> _STATED GOAL_
Find every line containing the word "JSON" in the records below; report only how many there are.

start

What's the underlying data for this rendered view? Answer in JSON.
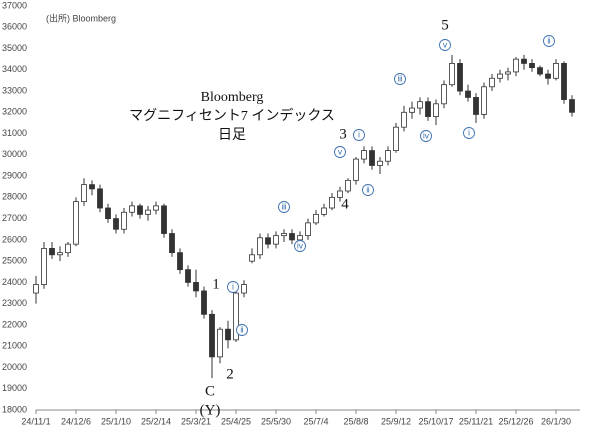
{
  "chart_data": {
    "type": "candlestick",
    "title": "Bloomberg",
    "subtitle": "マグニフィセント7 インデックス",
    "note": "日足",
    "source": "(出所) Bloomberg",
    "color": "#333333",
    "up_color": "#ffffff",
    "categories": [
      "24/11/1",
      null,
      null,
      null,
      null,
      "24/12/6",
      null,
      null,
      null,
      null,
      "25/1/10",
      null,
      null,
      null,
      null,
      "25/2/14",
      null,
      null,
      null,
      null,
      "25/3/21",
      null,
      null,
      null,
      null,
      "25/4/25",
      null,
      null,
      null,
      null,
      "25/5/30",
      null,
      null,
      null,
      null,
      "25/7/4",
      null,
      null,
      null,
      null,
      "25/8/8",
      null,
      null,
      null,
      null,
      "25/9/12",
      null,
      null,
      null,
      null,
      "25/10/17",
      null,
      null,
      null,
      null,
      "25/11/21",
      null,
      null,
      null,
      null,
      "25/12/26",
      null,
      null,
      null,
      null,
      "26/1/30",
      null,
      null
    ],
    "open": [
      23500,
      23900,
      25600,
      25300,
      25400,
      25800,
      27800,
      28600,
      28400,
      27500,
      27000,
      26500,
      27300,
      27600,
      27200,
      27400,
      27600,
      26300,
      25400,
      24600,
      24000,
      23600,
      22500,
      20500,
      21800,
      21300,
      23500,
      25000,
      25300,
      26100,
      25800,
      26200,
      26300,
      26000,
      26200,
      26800,
      27200,
      27500,
      28000,
      28300,
      28800,
      29800,
      30200,
      29500,
      29700,
      30200,
      31300,
      32000,
      32200,
      32500,
      31800,
      32400,
      33300,
      34300,
      33000,
      32700,
      31900,
      33200,
      33600,
      33800,
      33900,
      34500,
      34300,
      34100,
      33800,
      33600,
      34300,
      32600
    ],
    "high": [
      24300,
      25900,
      25900,
      25700,
      25900,
      28000,
      28900,
      28800,
      28600,
      27700,
      27200,
      27500,
      27800,
      27700,
      27600,
      27800,
      27700,
      26500,
      25600,
      24800,
      24600,
      23800,
      22700,
      21900,
      22200,
      23700,
      24100,
      25600,
      26300,
      26300,
      26400,
      26500,
      26500,
      26400,
      27000,
      27400,
      27700,
      28200,
      28500,
      28900,
      29900,
      30400,
      30400,
      29900,
      30400,
      31500,
      32300,
      32500,
      32700,
      32700,
      32600,
      33500,
      34700,
      34500,
      33300,
      32900,
      33400,
      33800,
      34000,
      34100,
      34600,
      34700,
      34500,
      34200,
      34000,
      34500,
      34400,
      32800
    ],
    "low": [
      23000,
      23700,
      25100,
      25000,
      25200,
      25700,
      27600,
      28100,
      27300,
      26800,
      26300,
      26300,
      27100,
      27000,
      26900,
      27200,
      26100,
      25200,
      24400,
      23800,
      23300,
      22300,
      19500,
      20200,
      20900,
      21200,
      23300,
      24900,
      25100,
      25600,
      25600,
      25900,
      25800,
      25800,
      26000,
      26700,
      27100,
      27400,
      27800,
      28200,
      28600,
      29600,
      29300,
      29100,
      29500,
      30100,
      31100,
      31700,
      31900,
      31600,
      31400,
      32200,
      33200,
      32800,
      32500,
      31500,
      31700,
      33000,
      33400,
      33500,
      33700,
      34000,
      33900,
      33700,
      33300,
      33500,
      32400,
      31800
    ],
    "close": [
      23900,
      25600,
      25300,
      25400,
      25800,
      27800,
      28600,
      28400,
      27500,
      27000,
      26500,
      27300,
      27600,
      27200,
      27400,
      27600,
      26300,
      25400,
      24600,
      24000,
      23600,
      22500,
      20500,
      21800,
      21300,
      23500,
      23900,
      25300,
      26100,
      25800,
      26200,
      26300,
      26000,
      26200,
      26800,
      27200,
      27500,
      28000,
      28300,
      28800,
      29800,
      30200,
      29500,
      29700,
      30200,
      31300,
      32000,
      32200,
      32500,
      31800,
      32400,
      33300,
      34300,
      33000,
      32700,
      31900,
      33200,
      33600,
      33800,
      33900,
      34500,
      34300,
      34100,
      33800,
      33600,
      34300,
      32600,
      32000
    ],
    "ylim": [
      18000,
      37000
    ],
    "yticks": [
      18000,
      19000,
      20000,
      21000,
      22000,
      23000,
      24000,
      25000,
      26000,
      27000,
      28000,
      29000,
      30000,
      31000,
      32000,
      33000,
      34000,
      35000,
      36000,
      37000
    ],
    "grid": false,
    "annotations": [
      {
        "text": "1"
      },
      {
        "text": "2"
      },
      {
        "text": "C"
      },
      {
        "text": "(Y)"
      },
      {
        "text": "3"
      },
      {
        "text": "4"
      },
      {
        "text": "5"
      },
      {
        "text": "ⅰ",
        "circled": true
      },
      {
        "text": "ⅱ",
        "circled": true
      },
      {
        "text": "ⅲ",
        "circled": true
      },
      {
        "text": "ⅳ",
        "circled": true
      },
      {
        "text": "ⅴ",
        "circled": true
      },
      {
        "text": "ⅰ",
        "circled": true
      },
      {
        "text": "ⅱ",
        "circled": true
      },
      {
        "text": "ⅲ",
        "circled": true
      },
      {
        "text": "ⅳ",
        "circled": true
      },
      {
        "text": "ⅴ",
        "circled": true
      },
      {
        "text": "ⅰ",
        "circled": true
      },
      {
        "text": "ⅱ",
        "circled": true
      }
    ]
  }
}
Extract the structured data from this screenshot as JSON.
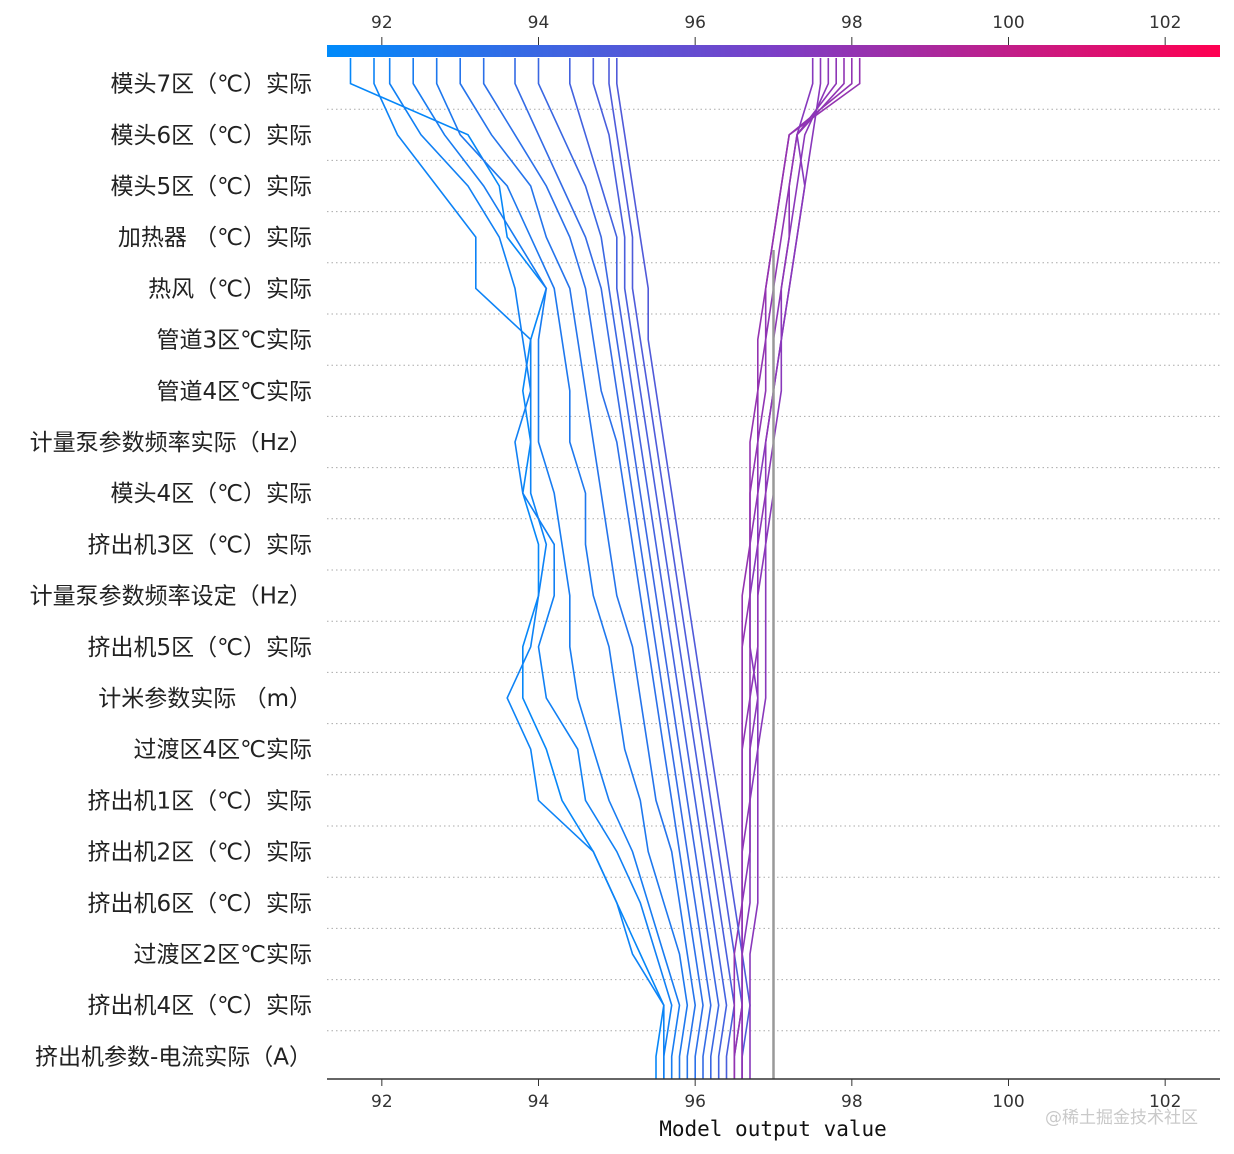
{
  "chart_data": {
    "type": "line",
    "title": "",
    "xlabel": "Model output value",
    "ylabel": "",
    "xlim": [
      91.3,
      102.7
    ],
    "x_ticks": [
      92,
      94,
      96,
      98,
      100,
      102
    ],
    "base_value": 97.0,
    "features": [
      "模头7区（℃）实际",
      "模头6区（℃）实际",
      "模头5区（℃）实际",
      "加热器 （℃）实际",
      "热风（℃）实际",
      "管道3区℃实际",
      "管道4区℃实际",
      "计量泵参数频率实际（Hz）",
      "模头4区（℃）实际",
      "挤出机3区（℃）实际",
      "计量泵参数频率设定（Hz）",
      "挤出机5区（℃）实际",
      "计米参数实际 （m）",
      "过渡区4区℃实际",
      "挤出机1区（℃）实际",
      "挤出机2区（℃）实际",
      "挤出机6区（℃）实际",
      "过渡区2区℃实际",
      "挤出机4区（℃）实际",
      "挤出机参数-电流实际（A）"
    ],
    "colorbar": {
      "range": [
        91.3,
        102.7
      ],
      "low_color": "#008bfb",
      "mid_color": "#7b3fc7",
      "high_color": "#ff0051"
    },
    "sample_paths": [
      [
        95.5,
        95.6,
        95.3,
        95.0,
        94.7,
        94.3,
        94.1,
        93.8,
        93.8,
        94.0,
        94.0,
        93.8,
        93.9,
        93.8,
        93.9,
        94.1,
        93.6,
        93.5,
        93.1,
        91.6
      ],
      [
        95.6,
        95.6,
        95.2,
        95.0,
        94.7,
        94.0,
        93.9,
        93.6,
        93.9,
        94.0,
        94.1,
        93.9,
        93.9,
        93.9,
        93.9,
        93.2,
        93.2,
        92.7,
        92.2,
        91.9
      ],
      [
        95.6,
        95.7,
        95.5,
        95.3,
        95.0,
        94.6,
        94.5,
        94.1,
        94.0,
        94.2,
        94.2,
        93.8,
        93.7,
        93.9,
        93.8,
        93.7,
        93.5,
        93.1,
        92.5,
        92.1
      ],
      [
        95.7,
        95.8,
        95.6,
        95.4,
        95.2,
        94.9,
        94.7,
        94.5,
        94.4,
        94.4,
        94.3,
        94.2,
        94.0,
        94.0,
        94.0,
        94.1,
        93.7,
        93.3,
        92.8,
        92.4
      ],
      [
        95.8,
        95.9,
        95.8,
        95.6,
        95.4,
        95.3,
        95.1,
        95.0,
        94.9,
        94.7,
        94.6,
        94.6,
        94.4,
        94.4,
        94.3,
        94.2,
        93.9,
        93.6,
        93.0,
        92.7
      ],
      [
        95.9,
        96.0,
        95.9,
        95.8,
        95.7,
        95.5,
        95.4,
        95.3,
        95.2,
        95.0,
        94.9,
        94.8,
        94.7,
        94.6,
        94.5,
        94.4,
        94.1,
        93.9,
        93.4,
        93.0
      ],
      [
        96.0,
        96.1,
        96.0,
        95.9,
        95.8,
        95.7,
        95.6,
        95.5,
        95.4,
        95.3,
        95.2,
        95.1,
        95.0,
        94.8,
        94.7,
        94.6,
        94.4,
        94.1,
        93.7,
        93.3
      ],
      [
        96.1,
        96.2,
        96.1,
        96.0,
        95.9,
        95.8,
        95.7,
        95.6,
        95.5,
        95.4,
        95.3,
        95.2,
        95.1,
        95.0,
        94.9,
        94.8,
        94.6,
        94.3,
        94.0,
        93.7
      ],
      [
        96.2,
        96.3,
        96.2,
        96.1,
        96.0,
        95.9,
        95.8,
        95.7,
        95.6,
        95.5,
        95.4,
        95.3,
        95.2,
        95.1,
        95.0,
        94.9,
        94.8,
        94.6,
        94.3,
        94.0
      ],
      [
        96.3,
        96.4,
        96.3,
        96.2,
        96.1,
        96.0,
        95.9,
        95.8,
        95.7,
        95.6,
        95.5,
        95.4,
        95.3,
        95.2,
        95.1,
        95.0,
        95.0,
        94.8,
        94.6,
        94.4
      ],
      [
        96.4,
        96.5,
        96.4,
        96.3,
        96.2,
        96.1,
        96.0,
        95.9,
        95.8,
        95.7,
        95.6,
        95.5,
        95.4,
        95.3,
        95.2,
        95.1,
        95.1,
        95.0,
        94.9,
        94.7
      ],
      [
        96.5,
        96.6,
        96.5,
        96.4,
        96.3,
        96.2,
        96.1,
        96.0,
        95.9,
        95.8,
        95.7,
        95.6,
        95.5,
        95.4,
        95.3,
        95.2,
        95.2,
        95.1,
        95.0,
        94.9
      ],
      [
        96.6,
        96.7,
        96.6,
        96.5,
        96.4,
        96.3,
        96.2,
        96.1,
        96.0,
        95.9,
        95.8,
        95.7,
        95.6,
        95.5,
        95.4,
        95.4,
        95.3,
        95.2,
        95.1,
        95.0
      ],
      [
        96.6,
        96.6,
        96.6,
        96.7,
        96.7,
        96.7,
        96.8,
        96.8,
        96.7,
        96.7,
        96.8,
        96.8,
        96.9,
        97.0,
        97.1,
        97.2,
        97.3,
        97.4,
        97.3,
        97.5
      ],
      [
        96.7,
        96.7,
        96.7,
        96.8,
        96.8,
        96.8,
        96.8,
        96.9,
        96.9,
        96.9,
        96.9,
        97.0,
        97.0,
        97.1,
        97.1,
        97.2,
        97.3,
        97.4,
        97.5,
        97.6
      ],
      [
        96.6,
        96.6,
        96.6,
        96.6,
        96.7,
        96.7,
        96.7,
        96.8,
        96.8,
        96.8,
        96.9,
        96.9,
        97.0,
        97.0,
        97.1,
        97.1,
        97.2,
        97.3,
        97.4,
        97.7
      ],
      [
        96.6,
        96.6,
        96.6,
        96.6,
        96.6,
        96.7,
        96.7,
        96.7,
        96.8,
        96.8,
        96.8,
        96.9,
        96.9,
        97.0,
        97.0,
        97.1,
        97.2,
        97.2,
        97.3,
        97.8
      ],
      [
        96.6,
        96.6,
        96.6,
        96.6,
        96.6,
        96.6,
        96.6,
        96.7,
        96.7,
        96.7,
        96.7,
        96.8,
        96.8,
        96.9,
        96.9,
        97.0,
        97.1,
        97.2,
        97.3,
        97.9
      ],
      [
        96.5,
        96.6,
        96.6,
        96.6,
        96.6,
        96.6,
        96.6,
        96.6,
        96.6,
        96.7,
        96.7,
        96.7,
        96.8,
        96.8,
        96.9,
        96.9,
        97.0,
        97.1,
        97.2,
        98.0
      ],
      [
        96.5,
        96.5,
        96.5,
        96.6,
        96.6,
        96.6,
        96.6,
        96.6,
        96.6,
        96.6,
        96.7,
        96.7,
        96.7,
        96.8,
        96.8,
        96.9,
        97.0,
        97.1,
        97.2,
        98.1
      ]
    ]
  },
  "watermark": "@稀土掘金技术社区"
}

end

> _WRITTEN SOLUTION_
2